(begin)

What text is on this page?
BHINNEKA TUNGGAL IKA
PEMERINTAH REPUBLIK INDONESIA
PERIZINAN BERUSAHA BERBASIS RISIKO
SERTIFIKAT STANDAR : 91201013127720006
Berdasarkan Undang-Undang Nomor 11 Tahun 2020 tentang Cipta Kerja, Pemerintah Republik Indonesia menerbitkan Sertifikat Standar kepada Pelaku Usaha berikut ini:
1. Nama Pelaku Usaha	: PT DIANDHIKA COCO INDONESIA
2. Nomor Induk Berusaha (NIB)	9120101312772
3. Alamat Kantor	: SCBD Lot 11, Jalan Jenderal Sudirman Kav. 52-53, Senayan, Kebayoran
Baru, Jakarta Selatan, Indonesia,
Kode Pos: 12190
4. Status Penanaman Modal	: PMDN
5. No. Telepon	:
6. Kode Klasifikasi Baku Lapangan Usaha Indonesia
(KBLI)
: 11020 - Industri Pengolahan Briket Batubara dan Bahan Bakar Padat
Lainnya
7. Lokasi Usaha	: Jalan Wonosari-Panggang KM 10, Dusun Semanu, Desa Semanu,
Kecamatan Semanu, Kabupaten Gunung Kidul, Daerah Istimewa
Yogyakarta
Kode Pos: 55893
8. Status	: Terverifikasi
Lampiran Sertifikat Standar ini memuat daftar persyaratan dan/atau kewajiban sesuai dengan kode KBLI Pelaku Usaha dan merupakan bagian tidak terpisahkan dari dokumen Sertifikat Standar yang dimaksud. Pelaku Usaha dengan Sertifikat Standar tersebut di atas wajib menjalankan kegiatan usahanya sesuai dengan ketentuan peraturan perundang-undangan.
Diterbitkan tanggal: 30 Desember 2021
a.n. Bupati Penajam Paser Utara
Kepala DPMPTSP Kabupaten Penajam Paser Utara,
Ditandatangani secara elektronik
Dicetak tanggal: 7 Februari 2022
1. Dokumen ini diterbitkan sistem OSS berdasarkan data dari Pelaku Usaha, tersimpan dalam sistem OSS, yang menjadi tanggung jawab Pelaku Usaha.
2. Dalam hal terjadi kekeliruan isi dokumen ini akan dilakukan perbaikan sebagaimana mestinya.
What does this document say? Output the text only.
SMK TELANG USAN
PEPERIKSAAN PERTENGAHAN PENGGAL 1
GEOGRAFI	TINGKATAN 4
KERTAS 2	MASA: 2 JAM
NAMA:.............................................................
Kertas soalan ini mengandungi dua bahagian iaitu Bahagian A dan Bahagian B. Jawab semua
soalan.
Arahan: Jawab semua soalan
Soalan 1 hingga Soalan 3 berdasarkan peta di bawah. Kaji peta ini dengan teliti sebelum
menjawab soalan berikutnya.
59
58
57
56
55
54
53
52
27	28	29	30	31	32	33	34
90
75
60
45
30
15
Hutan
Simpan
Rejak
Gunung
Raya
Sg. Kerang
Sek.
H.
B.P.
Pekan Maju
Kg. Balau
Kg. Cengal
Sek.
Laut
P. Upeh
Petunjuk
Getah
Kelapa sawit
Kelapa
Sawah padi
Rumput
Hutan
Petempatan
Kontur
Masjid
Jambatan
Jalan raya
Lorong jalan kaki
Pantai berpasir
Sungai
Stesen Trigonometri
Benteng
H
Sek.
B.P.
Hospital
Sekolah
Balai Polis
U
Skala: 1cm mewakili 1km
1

(end)

Could you transcribe the records in full, exactly?

What text is on this page?
BHINNEKA TUNGGAL IKA
PEMERINTAH REPUBLIK INDONESIA
PERIZINAN BERUSAHA BERBASIS RISIKO
SERTIFIKAT STANDAR : 91201013127720006
Berdasarkan Undang-Undang Nomor 11 Tahun 2020 tentang Cipta Kerja, Pemerintah Republik Indonesia menerbitkan Sertifikat Standar kepada Pelaku Usaha berikut ini:
1. Nama Pelaku Usaha	: PT DIANDHIKA COCO INDONESIA
2. Nomor Induk Berusaha (NIB)	9120101312772
3. Alamat Kantor	: SCBD Lot 11, Jalan Jenderal Sudirman Kav. 52-53, Senayan, Kebayoran
Baru, Jakarta Selatan, Indonesia,
Kode Pos: 12190
4. Status Penanaman Modal	: PMDN
5. No. Telepon	:
6. Kode Klasifikasi Baku Lapangan Usaha Indonesia
(KBLI)
: 11020 - Industri Pengolahan Briket Batubara dan Bahan Bakar Padat
Lainnya
7. Lokasi Usaha	: Jalan Wonosari-Panggang KM 10, Dusun Semanu, Desa Semanu,
Kecamatan Semanu, Kabupaten Gunung Kidul, Daerah Istimewa
Yogyakarta
Kode Pos: 55893
8. Status	: Terverifikasi
Lampiran Sertifikat Standar ini memuat daftar persyaratan dan/atau kewajiban sesuai dengan kode KBLI Pelaku Usaha dan merupakan bagian tidak terpisahkan dari dokumen Sertifikat Standar yang dimaksud. Pelaku Usaha dengan Sertifikat Standar tersebut di atas wajib menjalankan kegiatan usahanya sesuai dengan ketentuan peraturan perundang-undangan.
Diterbitkan tanggal: 30 Desember 2021
a.n. Bupati Penajam Paser Utara
Kepala DPMPTSP Kabupaten Penajam Paser Utara,
Ditandatangani secara elektronik
Dicetak tanggal: 7 Februari 2022
1. Dokumen ini diterbitkan sistem OSS berdasarkan data dari Pelaku Usaha, tersimpan dalam sistem OSS, yang menjadi tanggung jawab Pelaku Usaha.
2. Dalam hal terjadi kekeliruan isi dokumen ini akan dilakukan perbaikan sebagaimana mestinya.
What does this document say? Output the text only.
SMK TELANG USAN
PEPERIKSAAN PERTENGAHAN PENGGAL 1
GEOGRAFI	TINGKATAN 4
KERTAS 2	MASA: 2 JAM
NAMA:.............................................................
Kertas soalan ini mengandungi dua bahagian iaitu Bahagian A dan Bahagian B. Jawab semua
soalan.
Arahan: Jawab semua soalan
Soalan 1 hingga Soalan 3 berdasarkan peta di bawah. Kaji peta ini dengan teliti sebelum
menjawab soalan berikutnya.
59
58
57
56
55
54
53
52
27	28	29	30	31	32	33	34
90
75
60
45
30
15
Hutan
Simpan
Rejak
Gunung
Raya
Sg. Kerang
Sek.
H.
B.P.
Pekan Maju
Kg. Balau
Kg. Cengal
Sek.
Laut
P. Upeh
Petunjuk
Getah
Kelapa sawit
Kelapa
Sawah padi
Rumput
Hutan
Petempatan
Kontur
Masjid
Jambatan
Jalan raya
Lorong jalan kaki
Pantai berpasir
Sungai
Stesen Trigonometri
Benteng
H
Sek.
B.P.
Hospital
Sekolah
Balai Polis
U
Skala: 1cm mewakili 1km
1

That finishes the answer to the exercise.